── Working data

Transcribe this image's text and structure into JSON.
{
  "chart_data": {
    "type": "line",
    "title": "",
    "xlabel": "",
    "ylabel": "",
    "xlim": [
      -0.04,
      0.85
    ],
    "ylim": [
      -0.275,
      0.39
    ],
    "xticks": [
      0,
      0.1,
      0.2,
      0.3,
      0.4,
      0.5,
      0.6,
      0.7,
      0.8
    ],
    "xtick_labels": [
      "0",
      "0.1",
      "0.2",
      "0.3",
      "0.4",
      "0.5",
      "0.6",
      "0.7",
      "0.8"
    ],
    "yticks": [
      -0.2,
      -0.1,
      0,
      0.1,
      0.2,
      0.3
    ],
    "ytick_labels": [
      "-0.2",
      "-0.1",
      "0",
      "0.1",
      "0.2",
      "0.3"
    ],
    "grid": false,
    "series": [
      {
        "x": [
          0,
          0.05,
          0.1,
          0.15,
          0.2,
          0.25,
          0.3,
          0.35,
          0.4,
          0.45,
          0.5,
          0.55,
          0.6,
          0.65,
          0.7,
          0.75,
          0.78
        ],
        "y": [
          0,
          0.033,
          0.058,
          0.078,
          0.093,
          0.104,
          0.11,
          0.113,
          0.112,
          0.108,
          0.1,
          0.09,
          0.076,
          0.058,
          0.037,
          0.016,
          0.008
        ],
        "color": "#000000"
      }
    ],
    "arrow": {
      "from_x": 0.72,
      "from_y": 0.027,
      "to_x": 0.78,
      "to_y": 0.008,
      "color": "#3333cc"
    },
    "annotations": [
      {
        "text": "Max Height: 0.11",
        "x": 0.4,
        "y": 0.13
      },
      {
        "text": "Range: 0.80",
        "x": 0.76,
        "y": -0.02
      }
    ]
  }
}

────

### Stated problem
Pick out and copy the lines of the entries that hold the string "text".

### Task solution
Transcribe this image's text and structure into JSON.
        "text": "Max Height: 0.11",
        "text": "Range: 0.80",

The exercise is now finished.